EXERCISE REQUIREMENTS:
Copy each line below that contains "energy".

Figure collection entries
## BEGIN

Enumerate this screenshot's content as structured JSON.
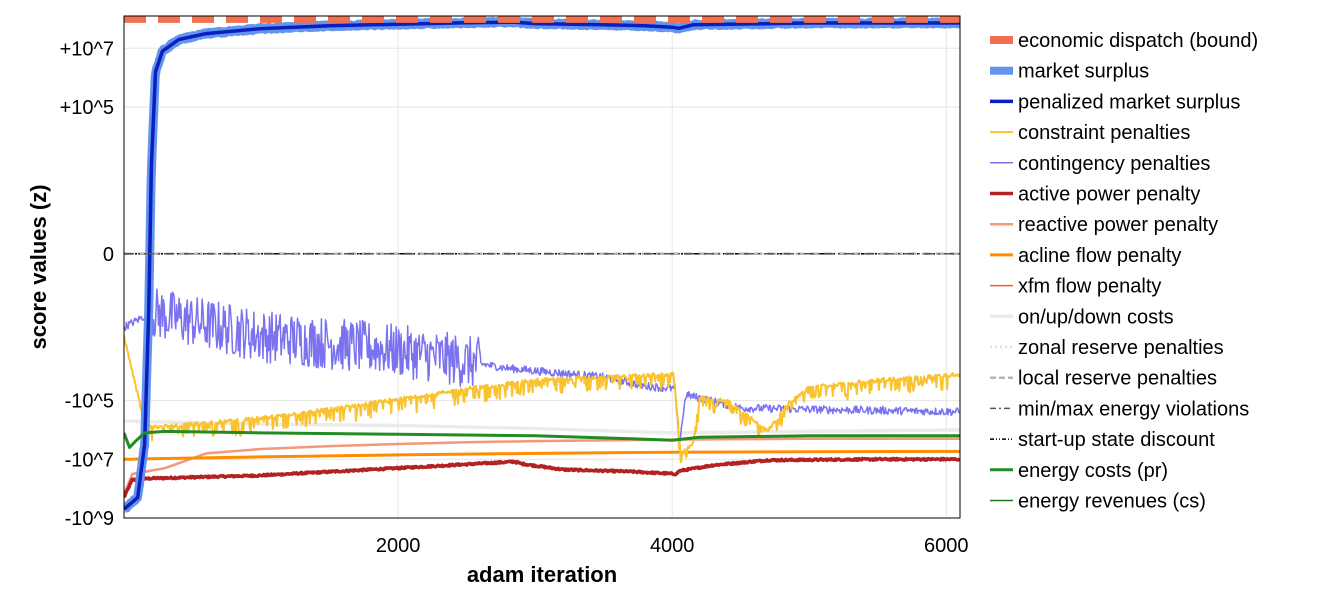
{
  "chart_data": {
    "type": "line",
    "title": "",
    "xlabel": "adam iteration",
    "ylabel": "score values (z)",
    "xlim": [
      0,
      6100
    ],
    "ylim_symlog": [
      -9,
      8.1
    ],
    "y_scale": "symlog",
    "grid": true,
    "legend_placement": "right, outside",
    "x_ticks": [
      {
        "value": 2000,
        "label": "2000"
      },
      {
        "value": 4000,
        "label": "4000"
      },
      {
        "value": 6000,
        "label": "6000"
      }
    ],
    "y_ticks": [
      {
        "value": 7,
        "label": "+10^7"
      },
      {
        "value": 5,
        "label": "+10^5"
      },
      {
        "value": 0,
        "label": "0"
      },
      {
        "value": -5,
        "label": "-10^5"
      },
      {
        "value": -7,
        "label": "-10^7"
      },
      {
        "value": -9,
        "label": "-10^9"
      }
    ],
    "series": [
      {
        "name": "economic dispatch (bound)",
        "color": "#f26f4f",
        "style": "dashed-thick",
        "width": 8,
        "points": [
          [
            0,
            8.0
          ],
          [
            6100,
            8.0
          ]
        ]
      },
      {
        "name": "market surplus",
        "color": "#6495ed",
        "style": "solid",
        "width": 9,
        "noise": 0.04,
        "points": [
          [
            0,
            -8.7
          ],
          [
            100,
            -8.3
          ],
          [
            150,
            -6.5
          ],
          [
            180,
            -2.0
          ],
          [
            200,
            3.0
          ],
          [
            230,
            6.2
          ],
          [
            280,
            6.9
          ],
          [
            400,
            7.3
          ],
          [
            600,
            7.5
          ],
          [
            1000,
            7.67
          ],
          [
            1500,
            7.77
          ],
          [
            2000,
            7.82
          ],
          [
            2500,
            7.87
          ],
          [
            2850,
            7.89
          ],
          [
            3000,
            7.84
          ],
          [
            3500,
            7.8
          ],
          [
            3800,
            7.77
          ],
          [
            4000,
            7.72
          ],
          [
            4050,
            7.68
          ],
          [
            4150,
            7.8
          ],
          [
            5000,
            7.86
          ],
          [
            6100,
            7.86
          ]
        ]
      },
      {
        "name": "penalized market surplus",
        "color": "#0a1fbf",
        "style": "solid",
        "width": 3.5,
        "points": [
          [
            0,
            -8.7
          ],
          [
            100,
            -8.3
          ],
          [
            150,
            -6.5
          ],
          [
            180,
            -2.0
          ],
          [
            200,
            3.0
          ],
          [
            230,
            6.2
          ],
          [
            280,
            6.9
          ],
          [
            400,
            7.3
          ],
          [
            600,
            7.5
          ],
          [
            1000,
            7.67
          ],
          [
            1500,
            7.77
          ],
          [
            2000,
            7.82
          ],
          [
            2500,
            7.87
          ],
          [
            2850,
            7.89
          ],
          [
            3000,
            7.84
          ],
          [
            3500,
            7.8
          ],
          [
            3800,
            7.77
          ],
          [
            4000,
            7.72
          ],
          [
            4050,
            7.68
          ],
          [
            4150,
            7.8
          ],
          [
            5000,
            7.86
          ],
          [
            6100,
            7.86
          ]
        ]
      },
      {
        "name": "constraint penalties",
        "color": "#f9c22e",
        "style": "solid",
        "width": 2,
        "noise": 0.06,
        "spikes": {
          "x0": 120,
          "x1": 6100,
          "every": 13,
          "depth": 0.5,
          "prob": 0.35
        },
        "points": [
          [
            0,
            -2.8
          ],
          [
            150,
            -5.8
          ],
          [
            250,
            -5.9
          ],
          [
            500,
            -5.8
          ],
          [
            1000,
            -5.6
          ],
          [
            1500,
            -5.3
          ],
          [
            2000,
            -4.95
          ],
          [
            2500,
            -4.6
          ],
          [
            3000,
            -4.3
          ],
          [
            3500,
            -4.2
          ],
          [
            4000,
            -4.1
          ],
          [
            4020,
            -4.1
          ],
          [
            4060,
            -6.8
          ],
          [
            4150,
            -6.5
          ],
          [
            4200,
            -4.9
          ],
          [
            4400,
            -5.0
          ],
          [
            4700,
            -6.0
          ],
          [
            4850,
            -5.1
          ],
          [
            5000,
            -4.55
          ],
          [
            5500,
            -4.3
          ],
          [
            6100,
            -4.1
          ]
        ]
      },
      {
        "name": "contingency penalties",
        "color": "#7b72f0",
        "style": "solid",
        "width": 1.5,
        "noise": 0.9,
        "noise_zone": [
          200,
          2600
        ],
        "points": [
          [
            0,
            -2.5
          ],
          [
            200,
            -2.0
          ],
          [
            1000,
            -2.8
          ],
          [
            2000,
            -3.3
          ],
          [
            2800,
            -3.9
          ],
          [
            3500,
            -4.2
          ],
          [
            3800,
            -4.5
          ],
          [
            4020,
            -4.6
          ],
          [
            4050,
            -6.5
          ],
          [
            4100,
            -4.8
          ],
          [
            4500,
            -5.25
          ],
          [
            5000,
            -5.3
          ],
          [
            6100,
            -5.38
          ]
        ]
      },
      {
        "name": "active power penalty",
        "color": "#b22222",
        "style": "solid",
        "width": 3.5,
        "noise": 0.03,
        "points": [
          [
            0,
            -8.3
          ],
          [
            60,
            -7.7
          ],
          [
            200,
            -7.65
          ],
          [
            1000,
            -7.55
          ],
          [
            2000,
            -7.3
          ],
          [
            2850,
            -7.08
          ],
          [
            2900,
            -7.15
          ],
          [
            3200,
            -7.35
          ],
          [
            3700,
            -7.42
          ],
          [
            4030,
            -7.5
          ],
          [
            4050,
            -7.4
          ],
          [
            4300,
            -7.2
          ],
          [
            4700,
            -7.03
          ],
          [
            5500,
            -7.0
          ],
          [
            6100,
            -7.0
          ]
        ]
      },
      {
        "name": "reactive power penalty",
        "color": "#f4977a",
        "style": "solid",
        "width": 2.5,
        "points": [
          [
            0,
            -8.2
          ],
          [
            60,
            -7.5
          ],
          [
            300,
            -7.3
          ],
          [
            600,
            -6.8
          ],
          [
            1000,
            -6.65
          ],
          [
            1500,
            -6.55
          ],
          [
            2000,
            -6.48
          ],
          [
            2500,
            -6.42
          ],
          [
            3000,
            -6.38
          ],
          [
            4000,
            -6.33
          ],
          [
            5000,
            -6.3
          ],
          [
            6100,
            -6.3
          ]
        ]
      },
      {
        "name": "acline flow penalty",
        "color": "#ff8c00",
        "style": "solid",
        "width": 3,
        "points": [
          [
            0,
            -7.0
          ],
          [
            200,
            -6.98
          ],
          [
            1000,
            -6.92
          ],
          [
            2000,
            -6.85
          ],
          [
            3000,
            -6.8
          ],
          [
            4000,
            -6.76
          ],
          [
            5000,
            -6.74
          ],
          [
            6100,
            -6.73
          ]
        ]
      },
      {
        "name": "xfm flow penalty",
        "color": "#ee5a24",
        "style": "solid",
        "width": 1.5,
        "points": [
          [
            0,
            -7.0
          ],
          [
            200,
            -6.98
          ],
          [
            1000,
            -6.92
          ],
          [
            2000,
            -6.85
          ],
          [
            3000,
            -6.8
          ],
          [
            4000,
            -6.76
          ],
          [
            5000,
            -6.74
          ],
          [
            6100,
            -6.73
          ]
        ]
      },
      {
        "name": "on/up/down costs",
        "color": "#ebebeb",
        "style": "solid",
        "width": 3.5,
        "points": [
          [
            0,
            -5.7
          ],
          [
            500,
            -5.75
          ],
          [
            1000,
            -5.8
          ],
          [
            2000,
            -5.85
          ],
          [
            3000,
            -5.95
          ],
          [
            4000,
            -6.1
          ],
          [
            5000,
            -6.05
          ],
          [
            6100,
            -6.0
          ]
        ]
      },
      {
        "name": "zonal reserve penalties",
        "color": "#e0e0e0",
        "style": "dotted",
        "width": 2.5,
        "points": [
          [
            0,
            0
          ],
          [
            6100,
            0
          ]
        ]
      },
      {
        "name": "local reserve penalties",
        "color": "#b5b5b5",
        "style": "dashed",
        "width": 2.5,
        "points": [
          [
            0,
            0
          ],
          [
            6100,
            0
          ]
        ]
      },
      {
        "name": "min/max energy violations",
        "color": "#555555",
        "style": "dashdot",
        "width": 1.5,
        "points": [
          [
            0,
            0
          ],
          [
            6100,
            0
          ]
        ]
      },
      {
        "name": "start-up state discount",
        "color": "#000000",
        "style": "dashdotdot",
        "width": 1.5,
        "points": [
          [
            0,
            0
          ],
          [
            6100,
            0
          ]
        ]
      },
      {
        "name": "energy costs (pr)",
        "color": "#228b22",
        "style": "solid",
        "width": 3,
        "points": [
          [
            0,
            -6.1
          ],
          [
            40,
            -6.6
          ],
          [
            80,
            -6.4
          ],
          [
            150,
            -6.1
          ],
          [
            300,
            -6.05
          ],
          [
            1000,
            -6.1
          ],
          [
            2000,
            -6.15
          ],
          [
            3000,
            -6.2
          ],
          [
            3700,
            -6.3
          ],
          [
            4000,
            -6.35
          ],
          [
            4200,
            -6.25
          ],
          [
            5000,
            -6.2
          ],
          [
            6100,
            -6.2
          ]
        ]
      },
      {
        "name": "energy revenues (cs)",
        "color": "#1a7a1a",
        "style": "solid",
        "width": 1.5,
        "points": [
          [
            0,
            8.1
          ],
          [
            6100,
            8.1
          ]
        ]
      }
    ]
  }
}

## END
## BEGIN

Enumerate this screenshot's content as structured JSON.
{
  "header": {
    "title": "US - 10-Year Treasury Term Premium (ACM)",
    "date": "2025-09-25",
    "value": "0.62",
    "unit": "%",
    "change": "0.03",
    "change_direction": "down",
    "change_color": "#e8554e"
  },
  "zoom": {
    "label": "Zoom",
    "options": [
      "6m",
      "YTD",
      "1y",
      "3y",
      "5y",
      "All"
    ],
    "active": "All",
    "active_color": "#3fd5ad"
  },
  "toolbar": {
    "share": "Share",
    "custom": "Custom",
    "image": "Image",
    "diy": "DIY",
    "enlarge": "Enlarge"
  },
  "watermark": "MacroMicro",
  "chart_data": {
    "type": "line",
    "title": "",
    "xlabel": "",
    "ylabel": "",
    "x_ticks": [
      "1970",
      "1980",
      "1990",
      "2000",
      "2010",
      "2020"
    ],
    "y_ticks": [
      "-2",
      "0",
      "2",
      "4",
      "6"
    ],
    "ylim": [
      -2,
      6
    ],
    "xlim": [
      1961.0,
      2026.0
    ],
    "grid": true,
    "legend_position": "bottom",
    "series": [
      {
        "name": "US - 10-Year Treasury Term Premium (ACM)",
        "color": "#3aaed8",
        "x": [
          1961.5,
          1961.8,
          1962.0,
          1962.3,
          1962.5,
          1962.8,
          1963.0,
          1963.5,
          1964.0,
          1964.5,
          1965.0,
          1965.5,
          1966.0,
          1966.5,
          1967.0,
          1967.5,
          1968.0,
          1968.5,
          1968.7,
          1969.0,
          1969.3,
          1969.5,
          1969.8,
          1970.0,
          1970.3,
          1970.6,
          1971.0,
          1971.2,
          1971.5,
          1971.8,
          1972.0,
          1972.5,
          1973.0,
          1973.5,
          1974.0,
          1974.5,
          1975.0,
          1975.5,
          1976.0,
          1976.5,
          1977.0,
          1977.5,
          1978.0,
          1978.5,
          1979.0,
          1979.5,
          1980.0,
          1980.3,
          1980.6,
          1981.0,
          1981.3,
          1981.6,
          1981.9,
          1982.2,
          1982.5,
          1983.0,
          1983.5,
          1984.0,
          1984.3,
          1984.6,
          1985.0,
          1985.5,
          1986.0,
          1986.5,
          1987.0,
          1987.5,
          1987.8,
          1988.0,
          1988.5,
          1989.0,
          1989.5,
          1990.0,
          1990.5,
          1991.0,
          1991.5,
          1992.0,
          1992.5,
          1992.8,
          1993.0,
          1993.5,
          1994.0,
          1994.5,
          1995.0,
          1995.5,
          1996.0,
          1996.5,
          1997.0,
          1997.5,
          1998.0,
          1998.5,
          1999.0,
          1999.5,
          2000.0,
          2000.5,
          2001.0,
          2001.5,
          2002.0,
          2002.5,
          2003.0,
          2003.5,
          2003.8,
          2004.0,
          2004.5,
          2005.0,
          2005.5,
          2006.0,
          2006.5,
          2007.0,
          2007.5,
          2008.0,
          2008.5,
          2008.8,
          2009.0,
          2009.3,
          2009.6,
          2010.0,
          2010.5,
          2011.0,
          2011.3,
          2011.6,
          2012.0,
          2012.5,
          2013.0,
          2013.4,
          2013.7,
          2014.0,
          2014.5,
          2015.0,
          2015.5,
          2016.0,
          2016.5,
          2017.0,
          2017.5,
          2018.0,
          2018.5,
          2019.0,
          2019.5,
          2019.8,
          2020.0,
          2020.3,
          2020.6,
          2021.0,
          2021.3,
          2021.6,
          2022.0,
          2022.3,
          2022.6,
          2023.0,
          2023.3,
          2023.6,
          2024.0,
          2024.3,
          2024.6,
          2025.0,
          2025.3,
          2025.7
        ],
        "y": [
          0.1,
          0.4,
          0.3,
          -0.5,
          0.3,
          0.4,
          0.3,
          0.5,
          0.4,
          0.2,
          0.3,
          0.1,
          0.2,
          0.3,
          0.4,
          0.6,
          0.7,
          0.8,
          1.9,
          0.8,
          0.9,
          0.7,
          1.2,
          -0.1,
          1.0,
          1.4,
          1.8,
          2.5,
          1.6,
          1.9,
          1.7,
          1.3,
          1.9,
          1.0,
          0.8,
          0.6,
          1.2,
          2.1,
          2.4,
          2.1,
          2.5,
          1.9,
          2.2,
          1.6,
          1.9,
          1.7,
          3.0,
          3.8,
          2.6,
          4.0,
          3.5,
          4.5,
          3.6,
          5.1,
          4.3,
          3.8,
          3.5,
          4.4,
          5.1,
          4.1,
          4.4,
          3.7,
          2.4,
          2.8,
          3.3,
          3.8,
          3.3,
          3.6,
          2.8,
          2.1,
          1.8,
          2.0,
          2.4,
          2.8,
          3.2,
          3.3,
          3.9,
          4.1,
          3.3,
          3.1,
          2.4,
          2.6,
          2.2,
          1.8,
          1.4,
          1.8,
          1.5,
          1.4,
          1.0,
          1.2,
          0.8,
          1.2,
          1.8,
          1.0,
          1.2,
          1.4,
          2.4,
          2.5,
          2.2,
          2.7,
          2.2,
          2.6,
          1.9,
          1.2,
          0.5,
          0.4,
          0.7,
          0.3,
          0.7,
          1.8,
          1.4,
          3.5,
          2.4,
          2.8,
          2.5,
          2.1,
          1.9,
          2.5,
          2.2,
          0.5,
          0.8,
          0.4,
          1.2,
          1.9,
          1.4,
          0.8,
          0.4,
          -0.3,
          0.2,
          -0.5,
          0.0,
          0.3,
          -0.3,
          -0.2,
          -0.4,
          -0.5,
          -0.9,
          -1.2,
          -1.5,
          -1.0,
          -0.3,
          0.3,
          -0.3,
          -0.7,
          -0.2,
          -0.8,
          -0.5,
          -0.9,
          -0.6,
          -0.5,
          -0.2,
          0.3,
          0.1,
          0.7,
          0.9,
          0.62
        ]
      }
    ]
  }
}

## END

COMPLETE ANSWER:
        "name": "min/max energy violations",
        "name": "energy costs (pr)",
        "name": "energy revenues (cs)",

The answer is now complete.